■ **Directions for this task**: Scan the entries for the word "ječmene". Every line that has it should be copied.

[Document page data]
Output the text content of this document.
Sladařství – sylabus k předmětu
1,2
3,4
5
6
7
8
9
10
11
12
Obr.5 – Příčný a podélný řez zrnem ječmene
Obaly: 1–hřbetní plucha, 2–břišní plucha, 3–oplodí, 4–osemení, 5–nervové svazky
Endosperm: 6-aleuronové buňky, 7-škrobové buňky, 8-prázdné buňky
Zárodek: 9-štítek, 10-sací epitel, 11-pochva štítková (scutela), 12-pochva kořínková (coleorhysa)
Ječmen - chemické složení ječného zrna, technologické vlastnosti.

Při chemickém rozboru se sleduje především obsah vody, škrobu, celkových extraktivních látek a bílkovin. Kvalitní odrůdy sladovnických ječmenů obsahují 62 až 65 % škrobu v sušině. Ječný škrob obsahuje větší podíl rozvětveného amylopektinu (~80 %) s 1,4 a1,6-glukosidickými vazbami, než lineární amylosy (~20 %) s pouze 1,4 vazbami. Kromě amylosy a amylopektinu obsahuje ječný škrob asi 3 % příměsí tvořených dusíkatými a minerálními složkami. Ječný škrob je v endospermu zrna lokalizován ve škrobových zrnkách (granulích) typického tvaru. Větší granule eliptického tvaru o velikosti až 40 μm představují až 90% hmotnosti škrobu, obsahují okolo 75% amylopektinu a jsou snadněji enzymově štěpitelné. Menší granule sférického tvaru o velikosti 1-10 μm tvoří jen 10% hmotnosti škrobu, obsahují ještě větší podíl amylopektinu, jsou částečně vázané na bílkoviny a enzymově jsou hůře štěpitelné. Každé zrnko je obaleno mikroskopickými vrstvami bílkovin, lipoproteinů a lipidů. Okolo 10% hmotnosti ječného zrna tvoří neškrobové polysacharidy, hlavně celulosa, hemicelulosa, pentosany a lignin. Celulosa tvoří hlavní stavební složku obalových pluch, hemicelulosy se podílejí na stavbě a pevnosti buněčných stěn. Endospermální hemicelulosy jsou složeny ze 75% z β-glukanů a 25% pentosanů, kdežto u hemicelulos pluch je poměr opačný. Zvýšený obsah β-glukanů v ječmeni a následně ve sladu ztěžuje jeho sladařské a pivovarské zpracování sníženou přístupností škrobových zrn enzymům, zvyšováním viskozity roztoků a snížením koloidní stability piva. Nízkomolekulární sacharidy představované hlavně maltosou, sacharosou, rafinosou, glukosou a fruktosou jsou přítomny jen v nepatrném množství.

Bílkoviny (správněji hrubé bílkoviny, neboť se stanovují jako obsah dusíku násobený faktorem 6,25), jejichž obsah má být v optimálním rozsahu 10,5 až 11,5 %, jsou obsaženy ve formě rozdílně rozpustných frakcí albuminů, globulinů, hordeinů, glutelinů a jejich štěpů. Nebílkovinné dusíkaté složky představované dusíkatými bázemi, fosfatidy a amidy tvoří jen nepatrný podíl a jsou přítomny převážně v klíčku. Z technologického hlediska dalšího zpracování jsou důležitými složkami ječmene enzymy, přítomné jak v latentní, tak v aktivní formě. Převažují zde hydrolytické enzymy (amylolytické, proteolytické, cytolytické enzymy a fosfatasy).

■ **Task response**:
Obr.5 – Příčný a podélný řez zrnem ječmene
Bílkoviny (správněji hrubé bílkoviny, neboť se stanovují jako obsah dusíku násobený faktorem 6,25), jejichž obsah má být v optimálním rozsahu 10,5 až 11,5 %, jsou obsaženy ve formě rozdílně rozpustných frakcí albuminů, globulinů, hordeinů, glutelinů a jejich štěpů. Nebílkovinné dusíkaté složky představované dusíkatými bázemi, fosfatidy a amidy tvoří jen nepatrný podíl a jsou přítomny převážně v klíčku. Z technologického hlediska dalšího zpracování jsou důležitými složkami ječmene enzymy, přítomné jak v latentní, tak v aktivní formě. Převažují zde hydrolytické enzymy (amylolytické, proteolytické, cytolytické enzymy a fosfatasy).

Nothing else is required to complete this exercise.